__Dataset content__
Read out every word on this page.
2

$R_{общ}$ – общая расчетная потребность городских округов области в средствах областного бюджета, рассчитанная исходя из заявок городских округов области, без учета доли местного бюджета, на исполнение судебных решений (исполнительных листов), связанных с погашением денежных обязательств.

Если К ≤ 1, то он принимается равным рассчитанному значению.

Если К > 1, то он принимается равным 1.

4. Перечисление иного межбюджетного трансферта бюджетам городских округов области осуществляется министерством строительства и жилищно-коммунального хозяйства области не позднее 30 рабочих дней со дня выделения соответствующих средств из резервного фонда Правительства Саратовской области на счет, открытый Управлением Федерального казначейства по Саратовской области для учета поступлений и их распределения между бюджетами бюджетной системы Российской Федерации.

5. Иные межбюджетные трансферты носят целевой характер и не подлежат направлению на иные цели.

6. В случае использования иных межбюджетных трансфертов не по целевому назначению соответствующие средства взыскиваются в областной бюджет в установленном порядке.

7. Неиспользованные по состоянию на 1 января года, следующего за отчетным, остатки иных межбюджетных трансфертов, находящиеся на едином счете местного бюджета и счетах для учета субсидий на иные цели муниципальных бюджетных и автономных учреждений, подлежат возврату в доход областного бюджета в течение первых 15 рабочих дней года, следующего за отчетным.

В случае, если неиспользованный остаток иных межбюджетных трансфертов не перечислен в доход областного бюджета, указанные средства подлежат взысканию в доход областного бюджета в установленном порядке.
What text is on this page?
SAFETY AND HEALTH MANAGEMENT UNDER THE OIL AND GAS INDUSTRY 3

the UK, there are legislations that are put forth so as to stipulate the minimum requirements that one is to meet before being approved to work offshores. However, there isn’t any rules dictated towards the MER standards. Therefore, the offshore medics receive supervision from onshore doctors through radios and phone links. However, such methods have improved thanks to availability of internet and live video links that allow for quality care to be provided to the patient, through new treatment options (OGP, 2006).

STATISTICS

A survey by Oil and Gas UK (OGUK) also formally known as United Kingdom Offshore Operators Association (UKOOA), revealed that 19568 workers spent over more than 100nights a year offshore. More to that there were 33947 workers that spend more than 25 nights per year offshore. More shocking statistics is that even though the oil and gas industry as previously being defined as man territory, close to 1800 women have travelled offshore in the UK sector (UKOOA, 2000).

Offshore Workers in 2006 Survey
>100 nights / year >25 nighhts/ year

__Your objective__
All of the material above needs to be copied exactly.

__Exercise result__
Read out every word on this page.
2

$R_{общ}$ – общая расчетная потребность городских округов области в средствах областного бюджета, рассчитанная исходя из заявок городских округов области, без учета доли местного бюджета, на исполнение судебных решений (исполнительных листов), связанных с погашением денежных обязательств.

Если К ≤ 1, то он принимается равным рассчитанному значению.

Если К > 1, то он принимается равным 1.

4. Перечисление иного межбюджетного трансферта бюджетам городских округов области осуществляется министерством строительства и жилищно-коммунального хозяйства области не позднее 30 рабочих дней со дня выделения соответствующих средств из резервного фонда Правительства Саратовской области на счет, открытый Управлением Федерального казначейства по Саратовской области для учета поступлений и их распределения между бюджетами бюджетной системы Российской Федерации.

5. Иные межбюджетные трансферты носят целевой характер и не подлежат направлению на иные цели.

6. В случае использования иных межбюджетных трансфертов не по целевому назначению соответствующие средства взыскиваются в областной бюджет в установленном порядке.

7. Неиспользованные по состоянию на 1 января года, следующего за отчетным, остатки иных межбюджетных трансфертов, находящиеся на едином счете местного бюджета и счетах для учета субсидий на иные цели муниципальных бюджетных и автономных учреждений, подлежат возврату в доход областного бюджета в течение первых 15 рабочих дней года, следующего за отчетным.

В случае, если неиспользованный остаток иных межбюджетных трансфертов не перечислен в доход областного бюджета, указанные средства подлежат взысканию в доход областного бюджета в установленном порядке.
What text is on this page?
SAFETY AND HEALTH MANAGEMENT UNDER THE OIL AND GAS INDUSTRY 3

the UK, there are legislations that are put forth so as to stipulate the minimum requirements that one is to meet before being approved to work offshores. However, there isn’t any rules dictated towards the MER standards. Therefore, the offshore medics receive supervision from onshore doctors through radios and phone links. However, such methods have improved thanks to availability of internet and live video links that allow for quality care to be provided to the patient, through new treatment options (OGP, 2006).

STATISTICS

A survey by Oil and Gas UK (OGUK) also formally known as United Kingdom Offshore Operators Association (UKOOA), revealed that 19568 workers spent over more than 100nights a year offshore. More to that there were 33947 workers that spend more than 25 nights per year offshore. More shocking statistics is that even though the oil and gas industry as previously being defined as man territory, close to 1800 women have travelled offshore in the UK sector (UKOOA, 2000).

Offshore Workers in 2006 Survey
>100 nights / year >25 nighhts/ year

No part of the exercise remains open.